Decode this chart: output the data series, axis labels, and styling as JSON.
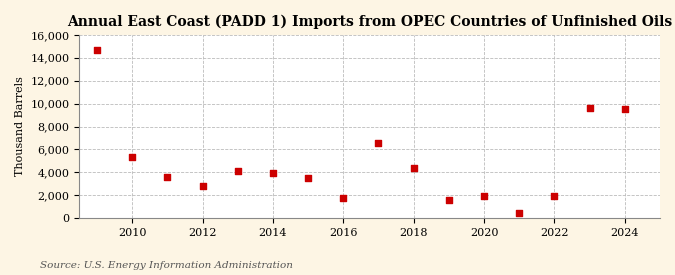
{
  "title": "Annual East Coast (PADD 1) Imports from OPEC Countries of Unfinished Oils",
  "ylabel": "Thousand Barrels",
  "source": "Source: U.S. Energy Information Administration",
  "background_color": "#fdf5e4",
  "plot_bg_color": "#ffffff",
  "marker_color": "#cc0000",
  "years": [
    2009,
    2010,
    2011,
    2012,
    2013,
    2014,
    2015,
    2016,
    2017,
    2018,
    2019,
    2020,
    2021,
    2022,
    2023,
    2024
  ],
  "values": [
    14700,
    5300,
    3600,
    2800,
    4150,
    3950,
    3550,
    1750,
    6600,
    4400,
    1600,
    1950,
    500,
    1900,
    9600,
    9500
  ],
  "ylim": [
    0,
    16000
  ],
  "yticks": [
    0,
    2000,
    4000,
    6000,
    8000,
    10000,
    12000,
    14000,
    16000
  ],
  "xlim": [
    2008.5,
    2025.0
  ],
  "xticks": [
    2010,
    2012,
    2014,
    2016,
    2018,
    2020,
    2022,
    2024
  ],
  "marker_size": 5,
  "title_fontsize": 10,
  "axis_fontsize": 8,
  "source_fontsize": 7.5,
  "grid_color": "#bbbbbb",
  "spine_color": "#888888"
}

####

=== Task description ===
The records above are to be quoted exactly, with all pictures left out.

=== Task solution ===
Decode this chart: output the data series, axis labels, and styling as JSON.
{
  "title": "Annual East Coast (PADD 1) Imports from OPEC Countries of Unfinished Oils",
  "ylabel": "Thousand Barrels",
  "source": "Source: U.S. Energy Information Administration",
  "background_color": "#fdf5e4",
  "plot_bg_color": "#ffffff",
  "marker_color": "#cc0000",
  "years": [
    2009,
    2010,
    2011,
    2012,
    2013,
    2014,
    2015,
    2016,
    2017,
    2018,
    2019,
    2020,
    2021,
    2022,
    2023,
    2024
  ],
  "values": [
    14700,
    5300,
    3600,
    2800,
    4150,
    3950,
    3550,
    1750,
    6600,
    4400,
    1600,
    1950,
    500,
    1900,
    9600,
    9500
  ],
  "ylim": [
    0,
    16000
  ],
  "yticks": [
    0,
    2000,
    4000,
    6000,
    8000,
    10000,
    12000,
    14000,
    16000
  ],
  "xlim": [
    2008.5,
    2025.0
  ],
  "xticks": [
    2010,
    2012,
    2014,
    2016,
    2018,
    2020,
    2022,
    2024
  ],
  "marker_size": 5,
  "title_fontsize": 10,
  "axis_fontsize": 8,
  "source_fontsize": 7.5,
  "grid_color": "#bbbbbb",
  "spine_color": "#888888"
}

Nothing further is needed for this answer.